* _DIRECTIVE_: Copy out exactly each line from the line with "Enumerate this screenshot's" through the last line of the material below.

********

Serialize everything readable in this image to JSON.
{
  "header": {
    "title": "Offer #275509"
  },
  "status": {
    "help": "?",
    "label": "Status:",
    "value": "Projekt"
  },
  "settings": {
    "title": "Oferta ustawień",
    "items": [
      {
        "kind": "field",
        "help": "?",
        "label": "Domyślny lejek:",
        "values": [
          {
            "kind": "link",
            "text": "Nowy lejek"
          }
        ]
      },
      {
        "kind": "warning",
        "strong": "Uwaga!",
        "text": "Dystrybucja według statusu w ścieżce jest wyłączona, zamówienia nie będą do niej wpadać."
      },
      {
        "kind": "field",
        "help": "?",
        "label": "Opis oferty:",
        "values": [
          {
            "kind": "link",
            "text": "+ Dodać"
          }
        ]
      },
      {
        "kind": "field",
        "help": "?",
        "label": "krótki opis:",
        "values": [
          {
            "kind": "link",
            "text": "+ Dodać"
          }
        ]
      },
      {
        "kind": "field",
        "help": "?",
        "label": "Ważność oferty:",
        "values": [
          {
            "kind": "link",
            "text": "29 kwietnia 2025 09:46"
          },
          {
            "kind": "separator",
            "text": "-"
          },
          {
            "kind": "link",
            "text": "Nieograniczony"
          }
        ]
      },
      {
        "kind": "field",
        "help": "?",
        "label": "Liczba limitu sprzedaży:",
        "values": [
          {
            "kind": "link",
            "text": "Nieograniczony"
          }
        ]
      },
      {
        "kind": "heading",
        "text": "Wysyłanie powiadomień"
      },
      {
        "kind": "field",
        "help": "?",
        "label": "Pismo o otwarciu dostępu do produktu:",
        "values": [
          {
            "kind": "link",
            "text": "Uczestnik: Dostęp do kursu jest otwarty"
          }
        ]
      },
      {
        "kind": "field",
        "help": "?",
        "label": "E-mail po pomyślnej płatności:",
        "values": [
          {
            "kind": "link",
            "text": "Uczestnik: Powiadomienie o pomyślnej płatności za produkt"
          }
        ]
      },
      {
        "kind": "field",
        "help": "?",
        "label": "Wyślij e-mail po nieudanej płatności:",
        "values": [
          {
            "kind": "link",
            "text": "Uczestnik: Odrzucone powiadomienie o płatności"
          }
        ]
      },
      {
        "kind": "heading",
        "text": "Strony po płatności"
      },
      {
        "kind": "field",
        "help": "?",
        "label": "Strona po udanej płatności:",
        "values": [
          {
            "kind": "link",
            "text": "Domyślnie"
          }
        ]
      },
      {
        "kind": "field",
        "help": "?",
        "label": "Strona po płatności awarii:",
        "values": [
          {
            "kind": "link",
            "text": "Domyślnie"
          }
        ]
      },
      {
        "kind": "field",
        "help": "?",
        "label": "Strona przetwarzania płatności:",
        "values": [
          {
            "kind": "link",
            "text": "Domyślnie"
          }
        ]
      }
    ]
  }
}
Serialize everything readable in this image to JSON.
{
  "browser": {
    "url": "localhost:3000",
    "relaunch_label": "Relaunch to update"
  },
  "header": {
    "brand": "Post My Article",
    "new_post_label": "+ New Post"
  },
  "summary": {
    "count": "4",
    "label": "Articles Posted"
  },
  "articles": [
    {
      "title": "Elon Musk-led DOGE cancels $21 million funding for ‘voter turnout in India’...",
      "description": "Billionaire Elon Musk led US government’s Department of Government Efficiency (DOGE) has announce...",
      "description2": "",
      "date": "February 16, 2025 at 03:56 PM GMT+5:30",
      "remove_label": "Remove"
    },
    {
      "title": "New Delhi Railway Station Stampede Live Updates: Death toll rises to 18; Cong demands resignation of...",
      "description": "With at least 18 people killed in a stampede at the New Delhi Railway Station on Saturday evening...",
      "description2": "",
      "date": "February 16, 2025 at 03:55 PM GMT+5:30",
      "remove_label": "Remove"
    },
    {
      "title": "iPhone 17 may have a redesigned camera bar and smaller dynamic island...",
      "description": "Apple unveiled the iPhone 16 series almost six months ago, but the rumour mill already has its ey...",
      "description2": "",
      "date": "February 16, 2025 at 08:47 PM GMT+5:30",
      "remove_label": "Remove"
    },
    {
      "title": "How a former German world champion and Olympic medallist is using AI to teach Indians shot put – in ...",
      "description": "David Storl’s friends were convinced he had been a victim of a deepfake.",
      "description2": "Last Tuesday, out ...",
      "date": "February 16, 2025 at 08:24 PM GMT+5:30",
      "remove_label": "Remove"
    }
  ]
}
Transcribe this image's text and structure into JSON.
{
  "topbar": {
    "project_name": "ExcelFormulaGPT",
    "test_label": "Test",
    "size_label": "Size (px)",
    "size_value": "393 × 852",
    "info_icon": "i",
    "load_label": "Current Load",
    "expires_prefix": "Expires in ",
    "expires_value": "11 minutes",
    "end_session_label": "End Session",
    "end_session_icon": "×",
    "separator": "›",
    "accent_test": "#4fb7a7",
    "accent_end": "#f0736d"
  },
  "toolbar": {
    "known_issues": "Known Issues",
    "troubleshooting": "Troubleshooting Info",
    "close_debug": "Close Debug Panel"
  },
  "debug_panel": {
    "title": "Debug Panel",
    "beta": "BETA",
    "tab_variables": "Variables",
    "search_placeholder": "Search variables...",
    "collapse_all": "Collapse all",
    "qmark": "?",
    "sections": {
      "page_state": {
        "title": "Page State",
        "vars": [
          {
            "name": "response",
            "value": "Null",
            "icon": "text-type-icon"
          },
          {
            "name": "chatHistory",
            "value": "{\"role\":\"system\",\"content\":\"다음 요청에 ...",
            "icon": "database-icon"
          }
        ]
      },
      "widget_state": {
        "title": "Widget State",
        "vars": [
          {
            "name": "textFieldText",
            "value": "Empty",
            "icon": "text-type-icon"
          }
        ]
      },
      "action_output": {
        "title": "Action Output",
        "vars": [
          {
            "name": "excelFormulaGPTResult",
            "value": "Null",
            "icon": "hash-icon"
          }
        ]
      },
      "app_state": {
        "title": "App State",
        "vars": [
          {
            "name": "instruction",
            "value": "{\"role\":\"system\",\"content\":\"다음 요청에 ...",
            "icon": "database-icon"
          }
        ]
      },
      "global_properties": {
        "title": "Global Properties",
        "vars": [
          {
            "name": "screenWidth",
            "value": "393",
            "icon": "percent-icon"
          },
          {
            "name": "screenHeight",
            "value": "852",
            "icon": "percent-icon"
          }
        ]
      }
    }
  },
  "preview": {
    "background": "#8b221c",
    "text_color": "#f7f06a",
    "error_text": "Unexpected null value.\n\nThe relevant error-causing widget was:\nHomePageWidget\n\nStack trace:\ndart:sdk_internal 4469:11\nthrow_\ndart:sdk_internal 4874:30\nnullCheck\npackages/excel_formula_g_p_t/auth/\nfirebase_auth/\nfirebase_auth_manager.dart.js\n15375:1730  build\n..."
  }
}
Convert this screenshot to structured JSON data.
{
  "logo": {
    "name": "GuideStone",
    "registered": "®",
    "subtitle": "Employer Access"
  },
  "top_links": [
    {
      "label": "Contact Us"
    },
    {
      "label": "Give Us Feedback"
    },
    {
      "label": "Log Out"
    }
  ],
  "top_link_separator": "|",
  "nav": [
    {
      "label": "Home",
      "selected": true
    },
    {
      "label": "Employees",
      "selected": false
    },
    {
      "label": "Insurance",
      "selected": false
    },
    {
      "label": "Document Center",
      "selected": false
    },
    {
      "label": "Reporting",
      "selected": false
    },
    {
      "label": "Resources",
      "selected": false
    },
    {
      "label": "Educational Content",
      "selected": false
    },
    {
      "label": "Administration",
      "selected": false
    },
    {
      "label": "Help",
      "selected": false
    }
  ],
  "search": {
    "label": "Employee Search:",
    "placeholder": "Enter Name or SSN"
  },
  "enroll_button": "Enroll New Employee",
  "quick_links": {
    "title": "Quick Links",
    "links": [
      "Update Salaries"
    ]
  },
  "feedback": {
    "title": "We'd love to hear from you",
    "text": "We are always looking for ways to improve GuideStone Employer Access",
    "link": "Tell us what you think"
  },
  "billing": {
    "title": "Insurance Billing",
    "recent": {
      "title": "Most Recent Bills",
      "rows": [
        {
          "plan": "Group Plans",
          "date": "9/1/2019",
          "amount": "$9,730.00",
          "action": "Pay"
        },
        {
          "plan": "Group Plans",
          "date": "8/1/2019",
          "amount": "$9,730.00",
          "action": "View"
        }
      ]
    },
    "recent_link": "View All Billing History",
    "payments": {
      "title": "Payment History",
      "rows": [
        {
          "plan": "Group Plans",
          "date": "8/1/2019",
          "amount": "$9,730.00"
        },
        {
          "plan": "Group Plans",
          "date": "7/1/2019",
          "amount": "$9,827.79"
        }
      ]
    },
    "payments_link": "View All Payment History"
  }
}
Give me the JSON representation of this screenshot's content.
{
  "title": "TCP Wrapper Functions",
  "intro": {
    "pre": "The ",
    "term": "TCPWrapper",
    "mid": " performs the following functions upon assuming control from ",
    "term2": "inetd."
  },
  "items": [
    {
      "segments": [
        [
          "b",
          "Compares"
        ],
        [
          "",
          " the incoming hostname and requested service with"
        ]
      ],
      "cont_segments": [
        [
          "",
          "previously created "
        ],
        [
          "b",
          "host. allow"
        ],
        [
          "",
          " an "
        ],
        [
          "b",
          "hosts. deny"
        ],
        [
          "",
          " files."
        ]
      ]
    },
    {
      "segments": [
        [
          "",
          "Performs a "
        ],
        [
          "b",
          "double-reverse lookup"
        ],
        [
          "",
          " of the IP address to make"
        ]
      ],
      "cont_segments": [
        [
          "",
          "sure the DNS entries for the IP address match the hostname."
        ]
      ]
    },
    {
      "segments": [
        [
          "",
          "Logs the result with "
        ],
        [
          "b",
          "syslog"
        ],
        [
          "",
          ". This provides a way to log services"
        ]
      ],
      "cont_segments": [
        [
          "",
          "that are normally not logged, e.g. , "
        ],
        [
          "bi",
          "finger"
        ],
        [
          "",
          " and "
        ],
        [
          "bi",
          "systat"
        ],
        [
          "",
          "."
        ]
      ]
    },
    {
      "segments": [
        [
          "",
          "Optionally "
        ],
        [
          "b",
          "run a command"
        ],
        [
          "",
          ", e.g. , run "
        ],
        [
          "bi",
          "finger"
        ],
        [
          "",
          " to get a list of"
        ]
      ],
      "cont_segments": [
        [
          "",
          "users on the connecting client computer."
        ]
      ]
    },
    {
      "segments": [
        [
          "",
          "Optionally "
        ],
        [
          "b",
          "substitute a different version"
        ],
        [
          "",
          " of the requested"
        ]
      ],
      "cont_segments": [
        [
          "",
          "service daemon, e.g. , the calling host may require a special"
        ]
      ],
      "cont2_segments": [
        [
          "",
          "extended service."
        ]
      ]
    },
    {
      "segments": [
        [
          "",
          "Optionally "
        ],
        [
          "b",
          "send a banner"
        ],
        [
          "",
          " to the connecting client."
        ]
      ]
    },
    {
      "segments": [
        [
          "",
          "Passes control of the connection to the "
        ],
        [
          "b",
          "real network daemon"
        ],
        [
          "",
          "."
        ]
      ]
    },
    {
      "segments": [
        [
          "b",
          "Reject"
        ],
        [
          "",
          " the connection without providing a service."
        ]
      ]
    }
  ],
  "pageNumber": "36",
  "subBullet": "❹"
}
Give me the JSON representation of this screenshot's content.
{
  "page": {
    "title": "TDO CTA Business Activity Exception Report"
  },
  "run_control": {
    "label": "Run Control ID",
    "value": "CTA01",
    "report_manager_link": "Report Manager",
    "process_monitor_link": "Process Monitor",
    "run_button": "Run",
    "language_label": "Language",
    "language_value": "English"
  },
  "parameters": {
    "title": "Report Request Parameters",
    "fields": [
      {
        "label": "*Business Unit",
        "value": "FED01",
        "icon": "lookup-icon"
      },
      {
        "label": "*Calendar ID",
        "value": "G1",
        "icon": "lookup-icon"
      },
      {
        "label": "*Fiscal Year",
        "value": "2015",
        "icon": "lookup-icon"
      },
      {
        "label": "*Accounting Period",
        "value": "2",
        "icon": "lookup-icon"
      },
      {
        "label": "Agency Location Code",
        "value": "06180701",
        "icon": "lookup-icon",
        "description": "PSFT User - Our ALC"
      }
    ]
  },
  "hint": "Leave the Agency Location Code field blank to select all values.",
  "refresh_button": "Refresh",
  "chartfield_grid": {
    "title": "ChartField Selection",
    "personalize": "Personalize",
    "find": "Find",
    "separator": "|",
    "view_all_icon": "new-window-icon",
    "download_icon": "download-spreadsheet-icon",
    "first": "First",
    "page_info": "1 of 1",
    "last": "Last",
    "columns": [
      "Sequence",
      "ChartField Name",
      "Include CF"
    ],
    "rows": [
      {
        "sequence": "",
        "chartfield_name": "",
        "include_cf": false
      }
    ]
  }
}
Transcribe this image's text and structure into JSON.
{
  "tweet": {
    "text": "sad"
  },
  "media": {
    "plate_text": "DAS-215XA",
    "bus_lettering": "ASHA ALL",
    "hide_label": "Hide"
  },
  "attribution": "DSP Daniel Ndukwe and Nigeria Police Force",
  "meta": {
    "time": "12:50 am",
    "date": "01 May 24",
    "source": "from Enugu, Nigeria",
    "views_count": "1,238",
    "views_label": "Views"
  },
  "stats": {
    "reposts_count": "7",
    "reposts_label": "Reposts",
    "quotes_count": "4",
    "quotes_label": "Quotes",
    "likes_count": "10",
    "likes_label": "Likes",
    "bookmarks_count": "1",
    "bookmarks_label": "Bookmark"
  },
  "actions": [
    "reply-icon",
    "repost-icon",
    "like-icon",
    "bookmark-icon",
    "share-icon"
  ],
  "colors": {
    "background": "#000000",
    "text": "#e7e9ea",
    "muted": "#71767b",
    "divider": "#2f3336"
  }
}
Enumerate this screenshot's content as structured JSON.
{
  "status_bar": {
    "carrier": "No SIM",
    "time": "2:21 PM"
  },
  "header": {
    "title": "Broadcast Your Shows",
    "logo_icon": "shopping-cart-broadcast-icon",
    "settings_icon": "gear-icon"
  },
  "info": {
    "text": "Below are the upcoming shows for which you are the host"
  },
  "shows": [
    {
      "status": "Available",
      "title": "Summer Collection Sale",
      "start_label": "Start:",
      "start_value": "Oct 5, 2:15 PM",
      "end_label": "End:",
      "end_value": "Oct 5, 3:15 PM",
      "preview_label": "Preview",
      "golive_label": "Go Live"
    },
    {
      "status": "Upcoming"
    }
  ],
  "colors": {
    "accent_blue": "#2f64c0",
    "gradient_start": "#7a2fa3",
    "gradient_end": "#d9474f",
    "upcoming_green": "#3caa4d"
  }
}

********

* _FULL SOLUTION_:
Enumerate this screenshot's content as structured JSON.
{
  "status_bar": {
    "carrier": "No SIM",
    "time": "2:21 PM"
  },
  "header": {
    "title": "Broadcast Your Shows",
    "logo_icon": "shopping-cart-broadcast-icon",
    "settings_icon": "gear-icon"
  },
  "info": {
    "text": "Below are the upcoming shows for which you are the host"
  },
  "shows": [
    {
      "status": "Available",
      "title": "Summer Collection Sale",
      "start_label": "Start:",
      "start_value": "Oct 5, 2:15 PM",
      "end_label": "End:",
      "end_value": "Oct 5, 3:15 PM",
      "preview_label": "Preview",
      "golive_label": "Go Live"
    },
    {
      "status": "Upcoming"
    }
  ],
  "colors": {
    "accent_blue": "#2f64c0",
    "gradient_start": "#7a2fa3",
    "gradient_end": "#d9474f",
    "upcoming_green": "#3caa4d"
  }
}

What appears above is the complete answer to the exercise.